> [THE PROBLEM]
Quote each record exactly, please, leaving none out.
## start
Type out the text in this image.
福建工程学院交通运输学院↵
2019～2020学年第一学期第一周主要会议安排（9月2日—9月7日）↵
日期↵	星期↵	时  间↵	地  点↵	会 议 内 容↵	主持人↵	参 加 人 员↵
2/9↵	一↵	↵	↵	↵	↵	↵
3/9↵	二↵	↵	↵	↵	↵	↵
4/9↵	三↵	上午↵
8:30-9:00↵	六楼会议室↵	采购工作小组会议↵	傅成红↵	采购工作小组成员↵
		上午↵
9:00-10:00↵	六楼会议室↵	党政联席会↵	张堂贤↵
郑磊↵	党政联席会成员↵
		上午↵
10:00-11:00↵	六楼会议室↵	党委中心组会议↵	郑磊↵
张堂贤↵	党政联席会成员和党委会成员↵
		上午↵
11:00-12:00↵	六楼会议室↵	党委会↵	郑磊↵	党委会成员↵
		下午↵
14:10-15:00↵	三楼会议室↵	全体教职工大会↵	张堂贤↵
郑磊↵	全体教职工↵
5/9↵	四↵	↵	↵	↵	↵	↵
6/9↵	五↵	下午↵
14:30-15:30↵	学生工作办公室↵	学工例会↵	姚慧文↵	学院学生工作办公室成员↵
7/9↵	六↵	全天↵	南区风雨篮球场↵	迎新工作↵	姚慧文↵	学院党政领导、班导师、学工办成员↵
## end
> [RESPONSE BELOW]
Type out the text in this image.
福建工程学院交通运输学院↵
2019～2020学年第一学期第一周主要会议安排（9月2日—9月7日）↵
日期↵	星期↵	时  间↵	地  点↵	会 议 内 容↵	主持人↵	参 加 人 员↵
2/9↵	一↵	↵	↵	↵	↵	↵
3/9↵	二↵	↵	↵	↵	↵	↵
4/9↵	三↵	上午↵
8:30-9:00↵	六楼会议室↵	采购工作小组会议↵	傅成红↵	采购工作小组成员↵
		上午↵
9:00-10:00↵	六楼会议室↵	党政联席会↵	张堂贤↵
郑磊↵	党政联席会成员↵
		上午↵
10:00-11:00↵	六楼会议室↵	党委中心组会议↵	郑磊↵
张堂贤↵	党政联席会成员和党委会成员↵
		上午↵
11:00-12:00↵	六楼会议室↵	党委会↵	郑磊↵	党委会成员↵
		下午↵
14:10-15:00↵	三楼会议室↵	全体教职工大会↵	张堂贤↵
郑磊↵	全体教职工↵
5/9↵	四↵	↵	↵	↵	↵	↵
6/9↵	五↵	下午↵
14:30-15:30↵	学生工作办公室↵	学工例会↵	姚慧文↵	学院学生工作办公室成员↵
7/9↵	六↵	全天↵	南区风雨篮球场↵	迎新工作↵	姚慧文↵	学院党政领导、班导师、学工办成员↵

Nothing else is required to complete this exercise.